> _Short exercise_
Rewrite the rows from the very first line through the line containing "784, 1256, 826]", replacing "view-edit-button" with "open-map-button" and keeping everything else unchanged.
----- Task data
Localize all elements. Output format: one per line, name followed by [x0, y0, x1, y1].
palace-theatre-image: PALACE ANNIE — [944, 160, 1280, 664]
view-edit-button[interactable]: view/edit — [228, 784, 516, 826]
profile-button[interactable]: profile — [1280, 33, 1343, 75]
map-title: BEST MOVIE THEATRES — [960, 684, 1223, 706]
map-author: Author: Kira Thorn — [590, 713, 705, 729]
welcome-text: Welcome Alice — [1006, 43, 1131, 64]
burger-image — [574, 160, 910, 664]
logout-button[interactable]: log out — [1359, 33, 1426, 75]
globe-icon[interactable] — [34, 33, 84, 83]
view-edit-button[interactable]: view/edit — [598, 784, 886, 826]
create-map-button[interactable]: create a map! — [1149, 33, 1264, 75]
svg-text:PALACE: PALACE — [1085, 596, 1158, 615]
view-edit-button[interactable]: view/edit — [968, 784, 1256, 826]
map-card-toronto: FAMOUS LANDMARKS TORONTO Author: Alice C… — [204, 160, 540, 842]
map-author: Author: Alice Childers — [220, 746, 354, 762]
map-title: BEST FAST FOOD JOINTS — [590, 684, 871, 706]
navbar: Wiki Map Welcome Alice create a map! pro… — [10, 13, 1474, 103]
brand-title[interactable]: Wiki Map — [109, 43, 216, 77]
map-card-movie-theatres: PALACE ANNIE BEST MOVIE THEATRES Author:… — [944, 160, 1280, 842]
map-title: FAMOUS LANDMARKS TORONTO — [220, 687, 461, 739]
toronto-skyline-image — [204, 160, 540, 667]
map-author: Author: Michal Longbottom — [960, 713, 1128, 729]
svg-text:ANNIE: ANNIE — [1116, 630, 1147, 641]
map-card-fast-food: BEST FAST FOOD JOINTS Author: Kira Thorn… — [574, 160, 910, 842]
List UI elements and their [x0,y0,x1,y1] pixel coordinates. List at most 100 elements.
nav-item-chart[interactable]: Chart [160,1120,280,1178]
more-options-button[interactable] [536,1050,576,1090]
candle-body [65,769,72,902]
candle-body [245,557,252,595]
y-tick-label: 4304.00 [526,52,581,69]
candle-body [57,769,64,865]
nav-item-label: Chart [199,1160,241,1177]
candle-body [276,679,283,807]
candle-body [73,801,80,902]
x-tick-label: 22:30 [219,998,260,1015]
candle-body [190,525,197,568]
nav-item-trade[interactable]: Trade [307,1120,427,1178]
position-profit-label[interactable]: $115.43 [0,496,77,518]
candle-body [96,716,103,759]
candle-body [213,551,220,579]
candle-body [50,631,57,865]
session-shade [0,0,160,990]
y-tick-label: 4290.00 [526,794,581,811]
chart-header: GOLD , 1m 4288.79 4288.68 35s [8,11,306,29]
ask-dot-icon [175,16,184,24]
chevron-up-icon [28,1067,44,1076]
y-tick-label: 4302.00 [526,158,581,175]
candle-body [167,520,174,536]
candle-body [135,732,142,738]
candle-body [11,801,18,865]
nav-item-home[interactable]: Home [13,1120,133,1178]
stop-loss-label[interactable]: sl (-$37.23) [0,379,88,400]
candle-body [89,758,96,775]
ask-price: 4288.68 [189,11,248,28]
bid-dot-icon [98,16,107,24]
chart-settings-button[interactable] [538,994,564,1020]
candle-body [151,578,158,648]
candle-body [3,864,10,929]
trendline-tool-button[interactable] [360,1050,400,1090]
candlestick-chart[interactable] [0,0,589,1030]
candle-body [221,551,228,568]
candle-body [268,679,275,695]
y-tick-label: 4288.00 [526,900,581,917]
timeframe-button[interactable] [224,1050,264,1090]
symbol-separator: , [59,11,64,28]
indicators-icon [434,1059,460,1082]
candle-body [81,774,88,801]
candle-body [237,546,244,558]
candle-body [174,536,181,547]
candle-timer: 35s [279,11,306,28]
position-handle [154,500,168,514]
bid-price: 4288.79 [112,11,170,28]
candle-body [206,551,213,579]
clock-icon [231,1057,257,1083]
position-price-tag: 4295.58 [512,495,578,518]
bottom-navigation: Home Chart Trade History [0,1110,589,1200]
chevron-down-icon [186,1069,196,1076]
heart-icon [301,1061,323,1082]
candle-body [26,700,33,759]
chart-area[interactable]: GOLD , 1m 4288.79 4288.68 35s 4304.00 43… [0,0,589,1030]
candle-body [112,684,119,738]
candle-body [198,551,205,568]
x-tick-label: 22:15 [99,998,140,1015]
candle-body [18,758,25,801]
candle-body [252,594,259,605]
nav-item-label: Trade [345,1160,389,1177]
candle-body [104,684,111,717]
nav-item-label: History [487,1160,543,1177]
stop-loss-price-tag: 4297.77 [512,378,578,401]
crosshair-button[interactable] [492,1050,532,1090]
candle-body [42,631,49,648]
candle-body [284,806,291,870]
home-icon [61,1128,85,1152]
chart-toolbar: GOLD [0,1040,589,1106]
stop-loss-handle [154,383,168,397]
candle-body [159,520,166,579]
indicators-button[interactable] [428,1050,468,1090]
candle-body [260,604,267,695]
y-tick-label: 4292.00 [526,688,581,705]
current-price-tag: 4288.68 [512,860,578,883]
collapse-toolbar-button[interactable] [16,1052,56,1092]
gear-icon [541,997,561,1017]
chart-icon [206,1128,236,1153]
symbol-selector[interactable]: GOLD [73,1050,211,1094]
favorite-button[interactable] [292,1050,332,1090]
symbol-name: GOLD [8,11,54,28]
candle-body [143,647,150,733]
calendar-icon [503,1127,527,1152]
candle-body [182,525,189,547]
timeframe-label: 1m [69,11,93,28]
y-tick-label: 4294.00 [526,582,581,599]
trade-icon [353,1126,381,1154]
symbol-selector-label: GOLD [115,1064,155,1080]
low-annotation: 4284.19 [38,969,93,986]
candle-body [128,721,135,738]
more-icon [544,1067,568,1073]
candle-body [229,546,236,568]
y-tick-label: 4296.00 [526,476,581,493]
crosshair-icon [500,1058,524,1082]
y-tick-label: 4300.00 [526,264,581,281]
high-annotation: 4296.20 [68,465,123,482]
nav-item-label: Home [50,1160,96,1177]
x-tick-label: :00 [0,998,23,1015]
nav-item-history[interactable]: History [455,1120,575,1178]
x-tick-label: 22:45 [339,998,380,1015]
----------
> _Solution for this exercise_
Localize all elements. Output format: one per line, name followed by [x0, y0, x1, y1].
palace-theatre-image: PALACE ANNIE — [944, 160, 1280, 664]
open-map-button[interactable]: view/edit — [228, 784, 516, 826]
profile-button[interactable]: profile — [1280, 33, 1343, 75]
map-title: BEST MOVIE THEATRES — [960, 684, 1223, 706]
map-author: Author: Kira Thorn — [590, 713, 705, 729]
welcome-text: Welcome Alice — [1006, 43, 1131, 64]
burger-image — [574, 160, 910, 664]
logout-button[interactable]: log out — [1359, 33, 1426, 75]
globe-icon[interactable] — [34, 33, 84, 83]
open-map-button[interactable]: view/edit — [598, 784, 886, 826]
create-map-button[interactable]: create a map! — [1149, 33, 1264, 75]
svg-text:PALACE: PALACE — [1085, 596, 1158, 615]
open-map-button[interactable]: view/edit — [968, 784, 1256, 826]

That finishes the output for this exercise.